--- Start Dataset content ---

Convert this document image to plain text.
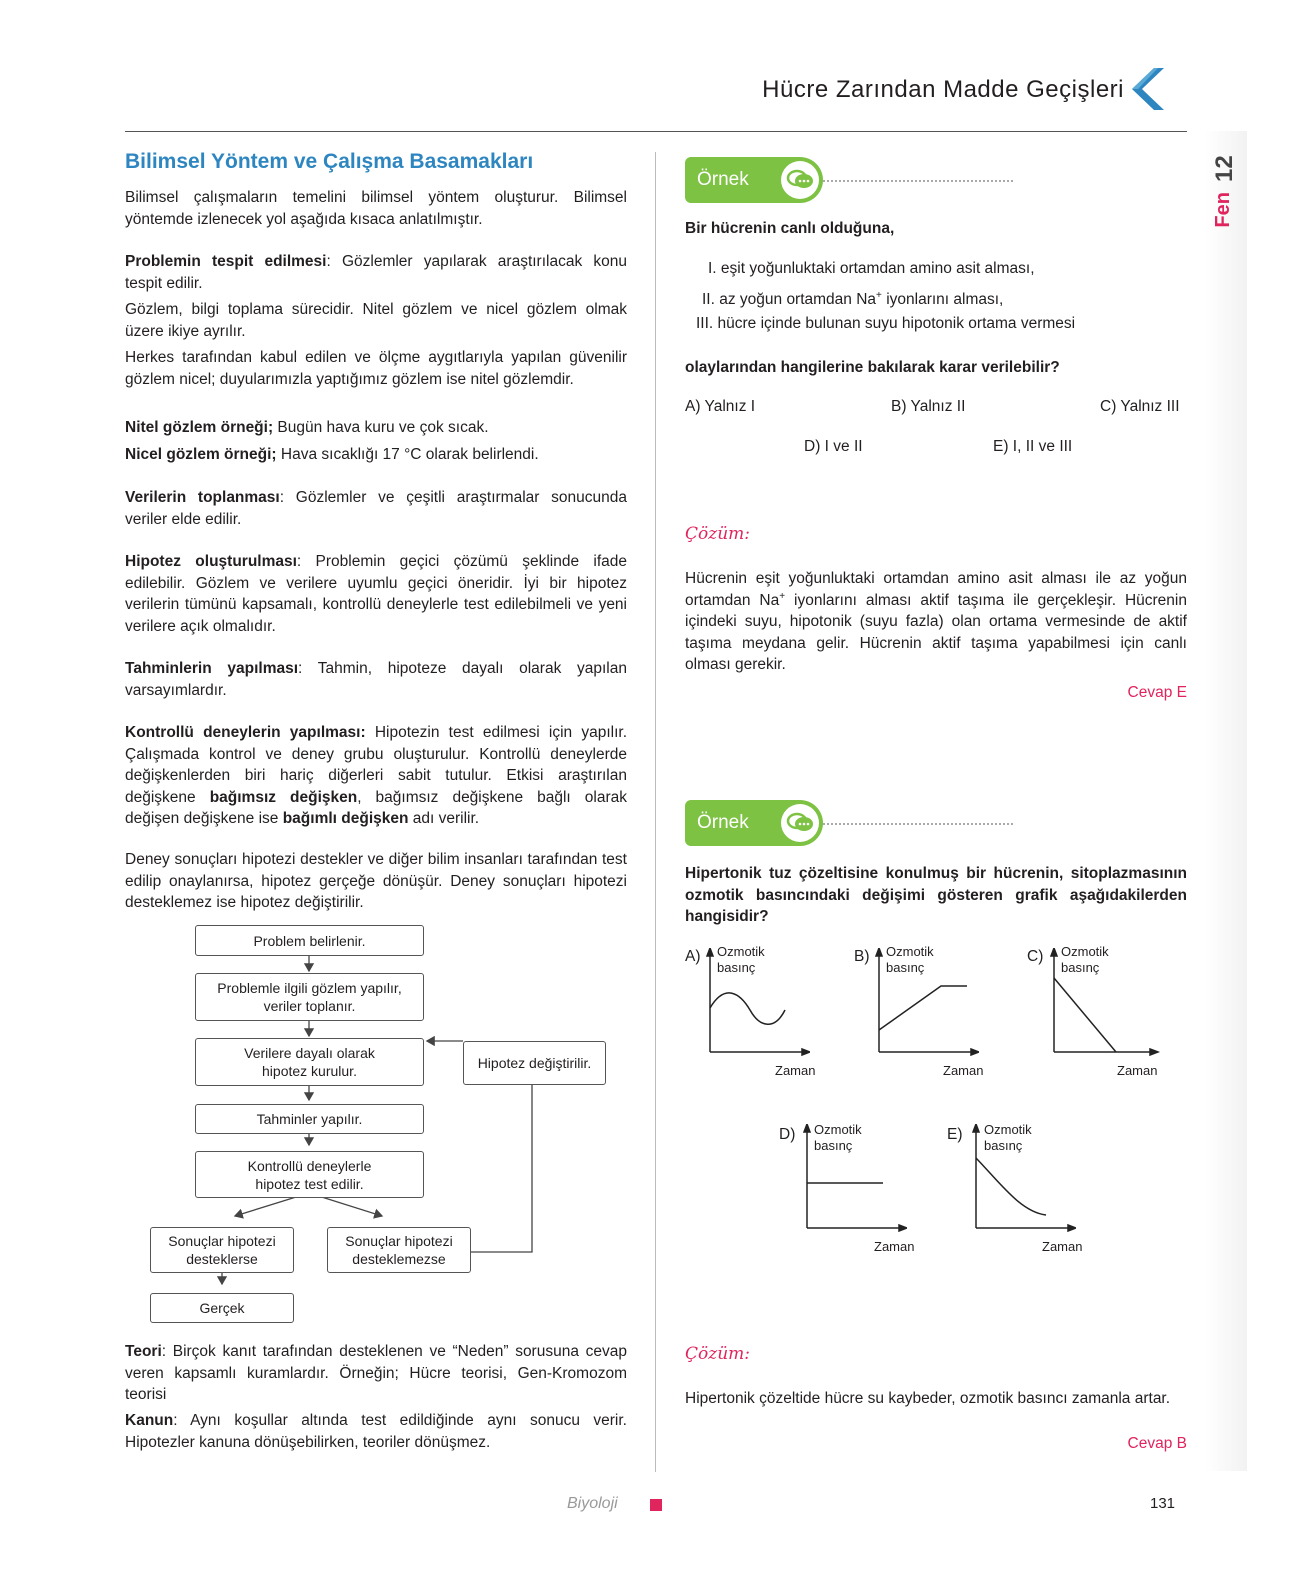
Hücre Zarından Madde Geçişleri
12
Fen
Bilimsel Yöntem ve Çalışma Basamakları
Bilimsel çalışmaların temelini bilimsel yöntem oluşturur. Bilimsel yöntemde izlenecek yol aşağıda kısaca anlatılmıştır.
Problemin tespit edilmesi: Gözlemler yapılarak araştırılacak konu tespit edilir.
Gözlem, bilgi toplama sürecidir. Nitel gözlem ve nicel gözlem olmak üzere ikiye ayrılır.
Herkes tarafından kabul edilen ve ölçme aygıtlarıyla yapılan güvenilir gözlem nicel; duyularımızla yaptığımız gözlem ise nitel gözlemdir.
Nitel gözlem örneği; Bugün hava kuru ve çok sıcak.
Nicel gözlem örneği; Hava sıcaklığı 17 °C olarak belirlendi.
Verilerin toplanması: Gözlemler ve çeşitli araştırmalar sonucunda veriler elde edilir.
Hipotez oluşturulması: Problemin geçici çözümü şeklinde ifade edilebilir. Gözlem ve verilere uyumlu geçici öneridir. İyi bir hipotez verilerin tümünü kapsamalı, kontrollü deneylerle test edilebilmeli ve yeni verilere açık olmalıdır.
Tahminlerin yapılması: Tahmin, hipoteze dayalı olarak yapılan varsayımlardır.
Kontrollü deneylerin yapılması: Hipotezin test edilmesi için yapılır. Çalışmada kontrol ve deney grubu oluşturulur. Kontrollü deneylerde değişkenlerden biri hariç diğerleri sabit tutulur. Etkisi araştırılan değişkene bağımsız değişken, bağımsız değişkene bağlı olarak değişen değişkene ise bağımlı değişken adı verilir.
Deney sonuçları hipotezi destekler ve diğer bilim insanları tarafından test edilip onaylanırsa, hipotez gerçeğe dönüşür. Deney sonuçları hipotezi desteklemez ise hipotez değiştirilir.
Problem belirlenir.
Problemle ilgili gözlem yapılır, veriler toplanır.
Verilere dayalı olarak hipotez kurulur.	Hipotez değiştirilir.
Tahminler yapılır.
Kontrollü deneylerle hipotez test edilir.
Sonuçlar hipotezi desteklerse
Sonuçlar hipotezi desteklemezse
Gerçek
Teori: Birçok kanıt tarafından desteklenen ve “Neden” sorusuna cevap veren kapsamlı kuramlardır. Örneğin; Hücre teorisi, Gen-Kromozom teorisi
Kanun: Aynı koşullar altında test edildiğinde aynı sonucu verir. Hipotezler kanuna dönüşebilirken, teoriler dönüşmez.
Örnek
Bir hücrenin canlı olduğuna,
I. eşit yoğunluktaki ortamdan amino asit alması,
II. az yoğun ortamdan Na+ iyonlarını alması,
III. hücre içinde bulunan suyu hipotonik ortama vermesi
olaylarından hangilerine bakılarak karar verilebilir?
A) Yalnız I	B) Yalnız II	C) Yalnız III
D) I ve II	E) I, II ve III
Çözüm:
Hücrenin eşit yoğunluktaki ortamdan amino asit alması ile az yoğun ortamdan Na+ iyonlarını alması aktif taşıma ile gerçekleşir. Hücrenin içindeki suyu, hipotonik (suyu fazla) olan ortama vermesinde de aktif taşıma meydana gelir. Hücrenin aktif taşıma yapabilmesi için canlı olması gerekir.
Cevap E
Örnek
Hipertonik tuz çözeltisine konulmuş bir hücrenin, sitoplazmasının ozmotik basıncındaki değişimi gösteren grafik aşağıdakilerden hangisidir?
A) Ozmotik
basınç
Zaman
B) Ozmotik
basınç
Zaman
C) Ozmotik
basınç
Zaman
D) Ozmotik
basınç
Zaman
E) Ozmotik
basınç
Zaman
Çözüm:
Hipertonik çözeltide hücre su kaybeder, ozmotik basıncı zamanla artar.
Cevap B
Biyoloji	131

--- End Dataset content ---

To do
Output the full set of records above without changing a word, and drop the images.

Task answer
Convert this document image to plain text.
Hücre Zarından Madde Geçişleri
12
Fen
Bilimsel Yöntem ve Çalışma Basamakları
Bilimsel çalışmaların temelini bilimsel yöntem oluşturur. Bilimsel yöntemde izlenecek yol aşağıda kısaca anlatılmıştır.
Problemin tespit edilmesi: Gözlemler yapılarak araştırılacak konu tespit edilir.
Gözlem, bilgi toplama sürecidir. Nitel gözlem ve nicel gözlem olmak üzere ikiye ayrılır.
Herkes tarafından kabul edilen ve ölçme aygıtlarıyla yapılan güvenilir gözlem nicel; duyularımızla yaptığımız gözlem ise nitel gözlemdir.
Nitel gözlem örneği; Bugün hava kuru ve çok sıcak.
Nicel gözlem örneği; Hava sıcaklığı 17 °C olarak belirlendi.
Verilerin toplanması: Gözlemler ve çeşitli araştırmalar sonucunda veriler elde edilir.
Hipotez oluşturulması: Problemin geçici çözümü şeklinde ifade edilebilir. Gözlem ve verilere uyumlu geçici öneridir. İyi bir hipotez verilerin tümünü kapsamalı, kontrollü deneylerle test edilebilmeli ve yeni verilere açık olmalıdır.
Tahminlerin yapılması: Tahmin, hipoteze dayalı olarak yapılan varsayımlardır.
Kontrollü deneylerin yapılması: Hipotezin test edilmesi için yapılır. Çalışmada kontrol ve deney grubu oluşturulur. Kontrollü deneylerde değişkenlerden biri hariç diğerleri sabit tutulur. Etkisi araştırılan değişkene bağımsız değişken, bağımsız değişkene bağlı olarak değişen değişkene ise bağımlı değişken adı verilir.
Deney sonuçları hipotezi destekler ve diğer bilim insanları tarafından test edilip onaylanırsa, hipotez gerçeğe dönüşür. Deney sonuçları hipotezi desteklemez ise hipotez değiştirilir.
Problem belirlenir.
Problemle ilgili gözlem yapılır, veriler toplanır.
Verilere dayalı olarak hipotez kurulur.	Hipotez değiştirilir.
Tahminler yapılır.
Kontrollü deneylerle hipotez test edilir.
Sonuçlar hipotezi desteklerse
Sonuçlar hipotezi desteklemezse
Gerçek
Teori: Birçok kanıt tarafından desteklenen ve “Neden” sorusuna cevap veren kapsamlı kuramlardır. Örneğin; Hücre teorisi, Gen-Kromozom teorisi
Kanun: Aynı koşullar altında test edildiğinde aynı sonucu verir. Hipotezler kanuna dönüşebilirken, teoriler dönüşmez.
Örnek
Bir hücrenin canlı olduğuna,
I. eşit yoğunluktaki ortamdan amino asit alması,
II. az yoğun ortamdan Na+ iyonlarını alması,
III. hücre içinde bulunan suyu hipotonik ortama vermesi
olaylarından hangilerine bakılarak karar verilebilir?
A) Yalnız I	B) Yalnız II	C) Yalnız III
D) I ve II	E) I, II ve III
Çözüm:
Hücrenin eşit yoğunluktaki ortamdan amino asit alması ile az yoğun ortamdan Na+ iyonlarını alması aktif taşıma ile gerçekleşir. Hücrenin içindeki suyu, hipotonik (suyu fazla) olan ortama vermesinde de aktif taşıma meydana gelir. Hücrenin aktif taşıma yapabilmesi için canlı olması gerekir.
Cevap E
Örnek
Hipertonik tuz çözeltisine konulmuş bir hücrenin, sitoplazmasının ozmotik basıncındaki değişimi gösteren grafik aşağıdakilerden hangisidir?
A) Ozmotik
basınç
Zaman
B) Ozmotik
basınç
Zaman
C) Ozmotik
basınç
Zaman
D) Ozmotik
basınç
Zaman
E) Ozmotik
basınç
Zaman
Çözüm:
Hipertonik çözeltide hücre su kaybeder, ozmotik basıncı zamanla artar.
Cevap B
Biyoloji	131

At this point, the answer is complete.